Retype each entry below, keeping every character the same.

'''

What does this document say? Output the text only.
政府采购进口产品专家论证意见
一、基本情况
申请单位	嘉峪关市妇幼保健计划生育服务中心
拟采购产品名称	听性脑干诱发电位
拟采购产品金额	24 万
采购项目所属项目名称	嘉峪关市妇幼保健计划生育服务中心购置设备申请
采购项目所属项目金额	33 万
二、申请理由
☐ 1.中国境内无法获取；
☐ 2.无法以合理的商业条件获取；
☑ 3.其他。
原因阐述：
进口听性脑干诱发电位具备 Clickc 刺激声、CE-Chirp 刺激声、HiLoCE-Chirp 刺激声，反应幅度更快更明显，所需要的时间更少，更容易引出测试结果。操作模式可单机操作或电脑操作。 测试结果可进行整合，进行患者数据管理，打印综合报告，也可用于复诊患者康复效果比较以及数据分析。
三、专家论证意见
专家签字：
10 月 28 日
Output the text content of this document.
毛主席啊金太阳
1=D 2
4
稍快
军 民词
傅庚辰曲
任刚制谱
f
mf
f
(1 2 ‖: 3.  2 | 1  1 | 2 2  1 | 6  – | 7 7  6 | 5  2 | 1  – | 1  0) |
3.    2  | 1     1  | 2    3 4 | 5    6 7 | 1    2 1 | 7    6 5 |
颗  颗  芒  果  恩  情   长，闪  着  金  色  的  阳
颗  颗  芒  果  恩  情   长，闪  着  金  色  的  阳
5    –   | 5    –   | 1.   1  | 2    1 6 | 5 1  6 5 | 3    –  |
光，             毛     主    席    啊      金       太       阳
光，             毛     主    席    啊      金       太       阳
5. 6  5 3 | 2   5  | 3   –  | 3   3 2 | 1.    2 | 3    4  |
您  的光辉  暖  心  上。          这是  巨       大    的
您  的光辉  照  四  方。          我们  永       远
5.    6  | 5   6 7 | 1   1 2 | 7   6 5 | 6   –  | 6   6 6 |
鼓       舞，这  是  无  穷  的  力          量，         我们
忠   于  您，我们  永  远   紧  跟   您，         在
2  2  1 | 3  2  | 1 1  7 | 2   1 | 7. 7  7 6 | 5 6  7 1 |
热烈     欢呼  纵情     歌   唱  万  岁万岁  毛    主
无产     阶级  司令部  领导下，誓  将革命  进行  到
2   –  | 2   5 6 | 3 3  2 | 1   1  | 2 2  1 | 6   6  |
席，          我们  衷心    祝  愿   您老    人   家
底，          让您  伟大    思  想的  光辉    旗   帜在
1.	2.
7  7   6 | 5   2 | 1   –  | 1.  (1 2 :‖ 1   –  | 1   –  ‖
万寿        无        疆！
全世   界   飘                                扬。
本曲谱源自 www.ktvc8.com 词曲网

'''

Completed task:
What does this document say? Output the text only.
政府采购进口产品专家论证意见
一、基本情况
申请单位	嘉峪关市妇幼保健计划生育服务中心
拟采购产品名称	听性脑干诱发电位
拟采购产品金额	24 万
采购项目所属项目名称	嘉峪关市妇幼保健计划生育服务中心购置设备申请
采购项目所属项目金额	33 万
二、申请理由
☐ 1.中国境内无法获取；
☐ 2.无法以合理的商业条件获取；
☑ 3.其他。
原因阐述：
进口听性脑干诱发电位具备 Clickc 刺激声、CE-Chirp 刺激声、HiLoCE-Chirp 刺激声，反应幅度更快更明显，所需要的时间更少，更容易引出测试结果。操作模式可单机操作或电脑操作。 测试结果可进行整合，进行患者数据管理，打印综合报告，也可用于复诊患者康复效果比较以及数据分析。
三、专家论证意见
专家签字：
10 月 28 日
Output the text content of this document.
毛主席啊金太阳
1=D 2
4
稍快
军 民词
傅庚辰曲
任刚制谱
f
mf
f
(1 2 ‖: 3.  2 | 1  1 | 2 2  1 | 6  – | 7 7  6 | 5  2 | 1  – | 1  0) |
3.    2  | 1     1  | 2    3 4 | 5    6 7 | 1    2 1 | 7    6 5 |
颗  颗  芒  果  恩  情   长，闪  着  金  色  的  阳
颗  颗  芒  果  恩  情   长，闪  着  金  色  的  阳
5    –   | 5    –   | 1.   1  | 2    1 6 | 5 1  6 5 | 3    –  |
光，             毛     主    席    啊      金       太       阳
光，             毛     主    席    啊      金       太       阳
5. 6  5 3 | 2   5  | 3   –  | 3   3 2 | 1.    2 | 3    4  |
您  的光辉  暖  心  上。          这是  巨       大    的
您  的光辉  照  四  方。          我们  永       远
5.    6  | 5   6 7 | 1   1 2 | 7   6 5 | 6   –  | 6   6 6 |
鼓       舞，这  是  无  穷  的  力          量，         我们
忠   于  您，我们  永  远   紧  跟   您，         在
2  2  1 | 3  2  | 1 1  7 | 2   1 | 7. 7  7 6 | 5 6  7 1 |
热烈     欢呼  纵情     歌   唱  万  岁万岁  毛    主
无产     阶级  司令部  领导下，誓  将革命  进行  到
2   –  | 2   5 6 | 3 3  2 | 1   1  | 2 2  1 | 6   6  |
席，          我们  衷心    祝  愿   您老    人   家
底，          让您  伟大    思  想的  光辉    旗   帜在
1.	2.
7  7   6 | 5   2 | 1   –  | 1.  (1 2 :‖ 1   –  | 1   –  ‖
万寿        无        疆！
全世   界   飘                                扬。
本曲谱源自 www.ktvc8.com 词曲网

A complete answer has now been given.